§ TASK DIRECTIONS
Copy the records below line for line, keeping every character unchanged.

§ SUPPLIED MATERIAL
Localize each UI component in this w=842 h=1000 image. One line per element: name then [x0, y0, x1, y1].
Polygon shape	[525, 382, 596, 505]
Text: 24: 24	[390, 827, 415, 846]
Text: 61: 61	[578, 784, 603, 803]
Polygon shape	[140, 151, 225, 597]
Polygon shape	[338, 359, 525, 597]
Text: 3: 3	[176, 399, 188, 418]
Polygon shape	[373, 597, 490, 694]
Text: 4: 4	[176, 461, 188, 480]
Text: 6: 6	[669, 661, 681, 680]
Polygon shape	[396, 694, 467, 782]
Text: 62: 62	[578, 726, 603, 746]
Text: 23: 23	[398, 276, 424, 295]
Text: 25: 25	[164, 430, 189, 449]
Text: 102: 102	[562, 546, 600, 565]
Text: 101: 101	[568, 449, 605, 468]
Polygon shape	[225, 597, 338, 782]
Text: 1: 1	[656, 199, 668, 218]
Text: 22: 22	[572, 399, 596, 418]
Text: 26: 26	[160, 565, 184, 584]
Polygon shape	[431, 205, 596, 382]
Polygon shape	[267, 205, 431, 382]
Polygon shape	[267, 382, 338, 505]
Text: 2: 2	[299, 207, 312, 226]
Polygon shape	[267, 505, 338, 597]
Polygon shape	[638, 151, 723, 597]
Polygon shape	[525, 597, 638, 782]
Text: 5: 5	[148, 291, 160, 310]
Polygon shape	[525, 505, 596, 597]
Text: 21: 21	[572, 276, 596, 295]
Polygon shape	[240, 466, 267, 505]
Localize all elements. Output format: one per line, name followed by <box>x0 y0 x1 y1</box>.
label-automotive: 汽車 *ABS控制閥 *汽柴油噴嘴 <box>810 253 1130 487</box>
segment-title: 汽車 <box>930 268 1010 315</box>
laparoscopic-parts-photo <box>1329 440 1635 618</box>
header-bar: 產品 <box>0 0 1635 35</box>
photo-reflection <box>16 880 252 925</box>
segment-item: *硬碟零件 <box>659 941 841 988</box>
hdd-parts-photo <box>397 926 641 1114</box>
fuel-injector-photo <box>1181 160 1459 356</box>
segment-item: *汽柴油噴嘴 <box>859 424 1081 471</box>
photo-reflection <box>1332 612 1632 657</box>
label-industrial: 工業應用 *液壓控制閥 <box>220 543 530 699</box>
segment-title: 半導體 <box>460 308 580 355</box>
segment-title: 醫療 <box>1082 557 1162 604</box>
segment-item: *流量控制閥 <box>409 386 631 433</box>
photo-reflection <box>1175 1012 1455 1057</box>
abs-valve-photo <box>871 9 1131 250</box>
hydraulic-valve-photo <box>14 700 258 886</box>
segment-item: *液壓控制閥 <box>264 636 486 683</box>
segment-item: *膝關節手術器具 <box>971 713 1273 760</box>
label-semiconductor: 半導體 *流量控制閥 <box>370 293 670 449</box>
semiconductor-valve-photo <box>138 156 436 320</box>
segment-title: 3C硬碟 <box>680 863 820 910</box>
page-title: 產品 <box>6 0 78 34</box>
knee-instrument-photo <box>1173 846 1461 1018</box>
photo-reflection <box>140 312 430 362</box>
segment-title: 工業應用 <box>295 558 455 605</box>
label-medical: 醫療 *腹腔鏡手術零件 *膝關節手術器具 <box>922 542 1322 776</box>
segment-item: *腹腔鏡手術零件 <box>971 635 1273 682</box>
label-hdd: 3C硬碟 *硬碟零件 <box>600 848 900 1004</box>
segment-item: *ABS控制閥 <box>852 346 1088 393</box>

§ THE RESULT
Localize each UI component in this w=842 h=1000 image. One line per element: name then [x0, y0, x1, y1].
Polygon shape	[525, 382, 596, 505]
Text: 24: 24	[390, 827, 415, 846]
Text: 61: 61	[578, 784, 603, 803]
Polygon shape	[140, 151, 225, 597]
Polygon shape	[338, 359, 525, 597]
Text: 3: 3	[176, 399, 188, 418]
Polygon shape	[373, 597, 490, 694]
Text: 4: 4	[176, 461, 188, 480]
Text: 6: 6	[669, 661, 681, 680]
Polygon shape	[396, 694, 467, 782]
Text: 62: 62	[578, 726, 603, 746]
Text: 23: 23	[398, 276, 424, 295]
Text: 25: 25	[164, 430, 189, 449]
Text: 102: 102	[562, 546, 600, 565]
Text: 101: 101	[568, 449, 605, 468]
Polygon shape	[225, 597, 338, 782]
Text: 1: 1	[656, 199, 668, 218]
Text: 22: 22	[572, 399, 596, 418]
Text: 26: 26	[160, 565, 184, 584]
Polygon shape	[431, 205, 596, 382]
Polygon shape	[267, 205, 431, 382]
Polygon shape	[267, 382, 338, 505]
Text: 2: 2	[299, 207, 312, 226]
Polygon shape	[267, 505, 338, 597]
Polygon shape	[638, 151, 723, 597]
Polygon shape	[525, 597, 638, 782]
Text: 5: 5	[148, 291, 160, 310]
Polygon shape	[525, 505, 596, 597]
Text: 21: 21	[572, 276, 596, 295]
Polygon shape	[240, 466, 267, 505]
Localize all elements. Output format: one per line, name followed by <box>x0 y0 x1 y1</box>.
label-automotive: 汽車 *ABS控制閥 *汽柴油噴嘴 <box>810 253 1130 487</box>
segment-title: 汽車 <box>930 268 1010 315</box>
laparoscopic-parts-photo <box>1329 440 1635 618</box>
header-bar: 產品 <box>0 0 1635 35</box>
photo-reflection <box>16 880 252 925</box>
segment-item: *硬碟零件 <box>659 941 841 988</box>
hdd-parts-photo <box>397 926 641 1114</box>
fuel-injector-photo <box>1181 160 1459 356</box>
segment-item: *汽柴油噴嘴 <box>859 424 1081 471</box>
photo-reflection <box>1332 612 1632 657</box>
label-industrial: 工業應用 *液壓控制閥 <box>220 543 530 699</box>
segment-title: 半導體 <box>460 308 580 355</box>
segment-title: 醫療 <box>1082 557 1162 604</box>
segment-item: *流量控制閥 <box>409 386 631 433</box>
photo-reflection <box>1175 1012 1455 1057</box>
abs-valve-photo <box>871 9 1131 250</box>
hydraulic-valve-photo <box>14 700 258 886</box>
segment-item: *液壓控制閥 <box>264 636 486 683</box>
segment-item: *膝關節手術器具 <box>971 713 1273 760</box>
label-semiconductor: 半導體 *流量控制閥 <box>370 293 670 449</box>
semiconductor-valve-photo <box>138 156 436 320</box>
segment-title: 3C硬碟 <box>680 863 820 910</box>
page-title: 產品 <box>6 0 78 34</box>
knee-instrument-photo <box>1173 846 1461 1018</box>
photo-reflection <box>140 312 430 362</box>
segment-title: 工業應用 <box>295 558 455 605</box>
label-medical: 醫療 *腹腔鏡手術零件 *膝關節手術器具 <box>922 542 1322 776</box>
segment-item: *腹腔鏡手術零件 <box>971 635 1273 682</box>
label-hdd: 3C硬碟 *硬碟零件 <box>600 848 900 1004</box>
segment-item: *ABS控制閥 <box>852 346 1088 393</box>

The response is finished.